▶ _Exercise directions_
Count how many lines of the material contain the string "Daily", then give that number and nothing more.

▶ _Material for this task_
======

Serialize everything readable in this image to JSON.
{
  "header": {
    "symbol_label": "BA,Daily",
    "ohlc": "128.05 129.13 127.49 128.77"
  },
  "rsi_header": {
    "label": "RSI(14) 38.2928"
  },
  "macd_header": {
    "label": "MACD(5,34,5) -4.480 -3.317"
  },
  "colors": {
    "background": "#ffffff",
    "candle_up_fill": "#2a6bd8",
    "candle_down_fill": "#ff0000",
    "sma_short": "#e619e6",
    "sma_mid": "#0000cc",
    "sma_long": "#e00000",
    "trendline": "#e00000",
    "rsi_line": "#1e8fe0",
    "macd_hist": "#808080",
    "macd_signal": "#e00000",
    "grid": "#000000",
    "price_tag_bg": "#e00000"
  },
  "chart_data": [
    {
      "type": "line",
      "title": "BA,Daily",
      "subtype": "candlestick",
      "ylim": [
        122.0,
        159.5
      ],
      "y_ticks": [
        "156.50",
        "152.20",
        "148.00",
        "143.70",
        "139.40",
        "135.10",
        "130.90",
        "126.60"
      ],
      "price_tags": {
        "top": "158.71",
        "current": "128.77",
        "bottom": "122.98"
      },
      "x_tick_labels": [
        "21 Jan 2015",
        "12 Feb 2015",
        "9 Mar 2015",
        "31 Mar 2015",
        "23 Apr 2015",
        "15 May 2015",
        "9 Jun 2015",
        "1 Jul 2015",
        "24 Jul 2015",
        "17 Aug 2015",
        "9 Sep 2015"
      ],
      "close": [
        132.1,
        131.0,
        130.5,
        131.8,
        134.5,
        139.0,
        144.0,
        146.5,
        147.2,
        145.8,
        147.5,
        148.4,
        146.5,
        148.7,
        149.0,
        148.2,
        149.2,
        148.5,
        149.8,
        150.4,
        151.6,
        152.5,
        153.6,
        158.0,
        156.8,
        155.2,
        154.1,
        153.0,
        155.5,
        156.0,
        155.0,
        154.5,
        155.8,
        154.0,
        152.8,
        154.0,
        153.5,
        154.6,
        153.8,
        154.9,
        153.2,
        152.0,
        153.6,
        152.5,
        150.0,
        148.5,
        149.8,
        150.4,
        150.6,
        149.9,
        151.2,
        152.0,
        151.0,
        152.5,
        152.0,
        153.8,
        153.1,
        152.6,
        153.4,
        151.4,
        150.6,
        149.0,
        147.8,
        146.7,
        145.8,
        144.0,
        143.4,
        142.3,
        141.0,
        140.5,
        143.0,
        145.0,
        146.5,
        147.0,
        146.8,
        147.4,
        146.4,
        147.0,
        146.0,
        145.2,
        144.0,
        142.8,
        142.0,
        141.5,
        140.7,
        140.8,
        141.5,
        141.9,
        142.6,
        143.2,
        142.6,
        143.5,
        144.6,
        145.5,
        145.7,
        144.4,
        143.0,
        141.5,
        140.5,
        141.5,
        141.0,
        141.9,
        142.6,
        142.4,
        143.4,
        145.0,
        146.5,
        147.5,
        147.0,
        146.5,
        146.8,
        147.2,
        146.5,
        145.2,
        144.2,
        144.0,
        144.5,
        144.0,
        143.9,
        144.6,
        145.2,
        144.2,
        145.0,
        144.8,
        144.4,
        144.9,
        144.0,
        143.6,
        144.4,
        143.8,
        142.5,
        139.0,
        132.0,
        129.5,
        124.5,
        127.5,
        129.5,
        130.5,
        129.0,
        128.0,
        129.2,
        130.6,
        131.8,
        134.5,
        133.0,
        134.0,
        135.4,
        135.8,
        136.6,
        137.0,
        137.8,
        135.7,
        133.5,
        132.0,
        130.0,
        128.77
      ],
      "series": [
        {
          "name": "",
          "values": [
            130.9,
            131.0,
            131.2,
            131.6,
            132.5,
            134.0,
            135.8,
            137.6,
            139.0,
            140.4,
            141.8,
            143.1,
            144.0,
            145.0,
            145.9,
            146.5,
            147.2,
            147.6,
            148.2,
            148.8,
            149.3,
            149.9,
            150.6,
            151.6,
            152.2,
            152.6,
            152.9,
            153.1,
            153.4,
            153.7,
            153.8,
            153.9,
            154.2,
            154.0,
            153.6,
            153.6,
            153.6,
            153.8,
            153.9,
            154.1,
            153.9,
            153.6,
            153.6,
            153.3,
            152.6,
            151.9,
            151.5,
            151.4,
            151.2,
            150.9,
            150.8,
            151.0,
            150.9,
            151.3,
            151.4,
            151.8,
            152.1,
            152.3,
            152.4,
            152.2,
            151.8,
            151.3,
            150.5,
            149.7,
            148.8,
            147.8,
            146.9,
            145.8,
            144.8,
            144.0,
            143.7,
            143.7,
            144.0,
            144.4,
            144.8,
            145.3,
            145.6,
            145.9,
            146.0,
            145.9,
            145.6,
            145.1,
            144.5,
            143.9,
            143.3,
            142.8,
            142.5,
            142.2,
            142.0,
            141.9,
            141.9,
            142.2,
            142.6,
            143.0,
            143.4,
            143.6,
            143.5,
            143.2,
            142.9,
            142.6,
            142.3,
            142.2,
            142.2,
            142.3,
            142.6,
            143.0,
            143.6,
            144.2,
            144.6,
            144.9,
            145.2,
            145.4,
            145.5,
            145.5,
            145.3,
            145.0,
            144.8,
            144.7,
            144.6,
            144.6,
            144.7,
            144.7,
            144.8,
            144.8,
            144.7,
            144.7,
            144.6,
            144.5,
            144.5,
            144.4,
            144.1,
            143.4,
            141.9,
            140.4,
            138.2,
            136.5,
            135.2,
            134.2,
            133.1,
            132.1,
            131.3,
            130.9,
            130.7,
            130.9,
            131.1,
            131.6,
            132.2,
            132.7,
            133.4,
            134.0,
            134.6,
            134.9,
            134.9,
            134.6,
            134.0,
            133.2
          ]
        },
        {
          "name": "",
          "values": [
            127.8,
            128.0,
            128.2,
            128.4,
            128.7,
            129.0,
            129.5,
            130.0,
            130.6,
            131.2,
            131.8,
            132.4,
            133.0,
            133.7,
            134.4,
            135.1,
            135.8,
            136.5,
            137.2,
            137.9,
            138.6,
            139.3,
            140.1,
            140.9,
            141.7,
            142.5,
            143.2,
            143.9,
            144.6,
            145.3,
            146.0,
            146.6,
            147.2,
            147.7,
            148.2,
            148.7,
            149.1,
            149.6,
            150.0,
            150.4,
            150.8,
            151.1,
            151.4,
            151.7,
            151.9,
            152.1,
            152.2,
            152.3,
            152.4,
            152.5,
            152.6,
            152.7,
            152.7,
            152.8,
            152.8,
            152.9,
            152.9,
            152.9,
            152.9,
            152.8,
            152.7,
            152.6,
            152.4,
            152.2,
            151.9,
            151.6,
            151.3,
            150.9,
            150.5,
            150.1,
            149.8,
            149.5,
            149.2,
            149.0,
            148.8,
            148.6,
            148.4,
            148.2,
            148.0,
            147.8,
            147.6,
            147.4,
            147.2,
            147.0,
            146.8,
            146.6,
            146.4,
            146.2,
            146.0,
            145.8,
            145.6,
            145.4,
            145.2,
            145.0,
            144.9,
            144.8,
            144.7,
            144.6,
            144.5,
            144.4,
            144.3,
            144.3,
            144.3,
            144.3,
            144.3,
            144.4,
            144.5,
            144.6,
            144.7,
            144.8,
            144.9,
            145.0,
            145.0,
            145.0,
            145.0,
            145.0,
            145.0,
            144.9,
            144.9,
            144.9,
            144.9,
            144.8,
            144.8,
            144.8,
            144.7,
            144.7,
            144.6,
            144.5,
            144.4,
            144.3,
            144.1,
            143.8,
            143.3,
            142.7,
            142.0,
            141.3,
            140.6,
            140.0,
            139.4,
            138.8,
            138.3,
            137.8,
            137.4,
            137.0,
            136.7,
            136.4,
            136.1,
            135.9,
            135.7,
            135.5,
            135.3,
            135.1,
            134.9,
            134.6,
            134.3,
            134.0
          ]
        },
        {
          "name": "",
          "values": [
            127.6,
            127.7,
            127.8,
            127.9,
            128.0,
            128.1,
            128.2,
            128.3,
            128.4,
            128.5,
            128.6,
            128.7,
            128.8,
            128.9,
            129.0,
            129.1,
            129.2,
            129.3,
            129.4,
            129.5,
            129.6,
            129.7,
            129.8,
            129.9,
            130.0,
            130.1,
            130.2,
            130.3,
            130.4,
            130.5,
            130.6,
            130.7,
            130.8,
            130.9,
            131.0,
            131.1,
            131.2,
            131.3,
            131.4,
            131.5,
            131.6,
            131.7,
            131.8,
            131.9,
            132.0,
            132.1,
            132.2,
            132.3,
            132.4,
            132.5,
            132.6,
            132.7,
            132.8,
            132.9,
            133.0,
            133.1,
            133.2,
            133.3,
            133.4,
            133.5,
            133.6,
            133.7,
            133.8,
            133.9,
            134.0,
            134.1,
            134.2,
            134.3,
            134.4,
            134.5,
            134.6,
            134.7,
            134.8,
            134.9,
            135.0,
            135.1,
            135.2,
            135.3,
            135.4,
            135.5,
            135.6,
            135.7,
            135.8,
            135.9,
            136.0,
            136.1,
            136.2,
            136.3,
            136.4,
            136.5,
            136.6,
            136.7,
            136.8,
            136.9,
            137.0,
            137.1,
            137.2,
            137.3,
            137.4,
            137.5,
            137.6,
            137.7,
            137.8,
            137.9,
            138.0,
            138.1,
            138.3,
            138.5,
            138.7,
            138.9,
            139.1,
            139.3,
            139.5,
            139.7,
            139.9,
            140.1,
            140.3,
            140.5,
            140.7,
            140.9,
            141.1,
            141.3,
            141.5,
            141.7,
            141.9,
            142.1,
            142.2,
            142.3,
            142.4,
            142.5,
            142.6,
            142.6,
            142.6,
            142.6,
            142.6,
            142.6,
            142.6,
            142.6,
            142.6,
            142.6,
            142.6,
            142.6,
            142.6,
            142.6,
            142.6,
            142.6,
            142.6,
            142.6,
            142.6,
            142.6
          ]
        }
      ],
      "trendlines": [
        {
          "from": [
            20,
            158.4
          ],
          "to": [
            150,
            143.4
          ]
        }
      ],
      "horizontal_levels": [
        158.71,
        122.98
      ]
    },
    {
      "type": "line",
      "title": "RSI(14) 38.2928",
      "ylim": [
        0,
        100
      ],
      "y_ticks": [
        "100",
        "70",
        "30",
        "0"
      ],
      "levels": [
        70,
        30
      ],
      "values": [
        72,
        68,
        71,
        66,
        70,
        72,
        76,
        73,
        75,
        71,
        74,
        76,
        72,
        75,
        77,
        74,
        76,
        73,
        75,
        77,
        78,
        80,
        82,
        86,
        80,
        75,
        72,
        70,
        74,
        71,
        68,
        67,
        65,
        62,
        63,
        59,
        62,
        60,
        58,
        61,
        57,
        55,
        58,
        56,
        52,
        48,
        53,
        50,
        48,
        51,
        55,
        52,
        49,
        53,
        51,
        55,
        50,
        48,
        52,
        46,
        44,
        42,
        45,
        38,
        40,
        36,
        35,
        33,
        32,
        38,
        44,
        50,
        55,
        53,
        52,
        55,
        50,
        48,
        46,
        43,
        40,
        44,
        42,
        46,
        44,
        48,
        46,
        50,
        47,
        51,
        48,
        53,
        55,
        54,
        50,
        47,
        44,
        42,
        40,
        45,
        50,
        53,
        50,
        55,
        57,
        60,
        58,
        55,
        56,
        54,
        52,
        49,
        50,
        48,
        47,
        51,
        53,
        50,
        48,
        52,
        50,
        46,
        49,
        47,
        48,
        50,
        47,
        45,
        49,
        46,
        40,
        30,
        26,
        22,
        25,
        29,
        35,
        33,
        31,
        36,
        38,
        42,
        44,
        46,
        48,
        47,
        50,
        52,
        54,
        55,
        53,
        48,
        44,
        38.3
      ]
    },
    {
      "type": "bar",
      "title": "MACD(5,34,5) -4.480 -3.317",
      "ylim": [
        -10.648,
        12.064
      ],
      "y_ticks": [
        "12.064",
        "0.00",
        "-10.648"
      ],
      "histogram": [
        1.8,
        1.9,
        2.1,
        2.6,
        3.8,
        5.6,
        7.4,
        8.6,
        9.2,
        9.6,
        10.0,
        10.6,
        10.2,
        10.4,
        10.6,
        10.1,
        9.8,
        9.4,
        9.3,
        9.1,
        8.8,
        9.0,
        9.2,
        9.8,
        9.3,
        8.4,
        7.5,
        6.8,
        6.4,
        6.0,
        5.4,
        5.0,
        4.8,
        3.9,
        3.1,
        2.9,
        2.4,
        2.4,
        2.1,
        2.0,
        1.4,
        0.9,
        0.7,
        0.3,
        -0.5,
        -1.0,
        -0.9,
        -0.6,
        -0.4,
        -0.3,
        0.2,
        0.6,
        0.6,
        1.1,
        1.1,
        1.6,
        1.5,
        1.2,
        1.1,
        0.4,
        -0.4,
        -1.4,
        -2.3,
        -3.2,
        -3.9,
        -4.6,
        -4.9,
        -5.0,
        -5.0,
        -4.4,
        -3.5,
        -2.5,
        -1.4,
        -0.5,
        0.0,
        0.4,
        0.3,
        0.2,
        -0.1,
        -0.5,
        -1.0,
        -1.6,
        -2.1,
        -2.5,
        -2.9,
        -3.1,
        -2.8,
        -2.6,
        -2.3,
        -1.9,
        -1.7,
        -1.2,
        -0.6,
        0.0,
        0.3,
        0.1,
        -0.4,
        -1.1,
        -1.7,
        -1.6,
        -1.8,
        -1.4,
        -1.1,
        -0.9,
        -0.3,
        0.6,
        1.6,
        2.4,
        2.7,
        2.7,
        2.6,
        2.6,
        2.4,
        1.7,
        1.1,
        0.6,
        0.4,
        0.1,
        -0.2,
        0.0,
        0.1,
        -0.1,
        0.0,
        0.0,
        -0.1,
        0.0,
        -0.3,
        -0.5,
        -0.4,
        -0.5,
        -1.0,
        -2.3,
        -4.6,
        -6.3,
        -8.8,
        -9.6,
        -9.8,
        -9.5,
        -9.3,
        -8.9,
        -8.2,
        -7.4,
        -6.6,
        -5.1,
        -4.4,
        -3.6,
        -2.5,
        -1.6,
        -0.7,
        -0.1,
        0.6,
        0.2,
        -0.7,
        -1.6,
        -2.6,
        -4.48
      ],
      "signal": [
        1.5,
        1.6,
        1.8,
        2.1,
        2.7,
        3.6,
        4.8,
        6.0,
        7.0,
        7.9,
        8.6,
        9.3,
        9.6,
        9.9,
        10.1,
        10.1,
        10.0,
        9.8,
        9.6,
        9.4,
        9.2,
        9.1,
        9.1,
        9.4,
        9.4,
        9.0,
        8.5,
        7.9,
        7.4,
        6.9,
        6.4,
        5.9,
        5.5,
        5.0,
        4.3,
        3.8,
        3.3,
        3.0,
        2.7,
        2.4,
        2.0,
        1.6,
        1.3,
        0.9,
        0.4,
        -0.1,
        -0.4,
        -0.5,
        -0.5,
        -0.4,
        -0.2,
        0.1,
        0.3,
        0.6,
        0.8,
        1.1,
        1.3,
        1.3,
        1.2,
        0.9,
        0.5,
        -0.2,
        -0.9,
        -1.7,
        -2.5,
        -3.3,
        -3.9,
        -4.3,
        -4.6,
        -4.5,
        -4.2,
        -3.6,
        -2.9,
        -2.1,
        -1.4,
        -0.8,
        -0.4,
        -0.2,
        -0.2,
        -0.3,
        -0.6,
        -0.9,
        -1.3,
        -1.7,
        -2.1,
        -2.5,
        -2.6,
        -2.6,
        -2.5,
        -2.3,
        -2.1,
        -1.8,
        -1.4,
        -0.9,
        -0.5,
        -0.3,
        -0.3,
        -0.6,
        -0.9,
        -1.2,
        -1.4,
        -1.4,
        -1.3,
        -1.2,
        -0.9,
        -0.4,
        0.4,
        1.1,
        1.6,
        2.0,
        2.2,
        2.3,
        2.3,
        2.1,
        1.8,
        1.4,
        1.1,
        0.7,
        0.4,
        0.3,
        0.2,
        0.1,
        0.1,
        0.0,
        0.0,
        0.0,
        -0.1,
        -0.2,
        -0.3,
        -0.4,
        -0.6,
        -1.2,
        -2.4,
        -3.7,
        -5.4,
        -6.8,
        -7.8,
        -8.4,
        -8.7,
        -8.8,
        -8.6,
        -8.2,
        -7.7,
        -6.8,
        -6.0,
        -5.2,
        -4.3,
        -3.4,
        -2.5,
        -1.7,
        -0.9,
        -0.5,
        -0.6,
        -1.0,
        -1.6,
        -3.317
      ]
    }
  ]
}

======

▶ _Result of this task_
2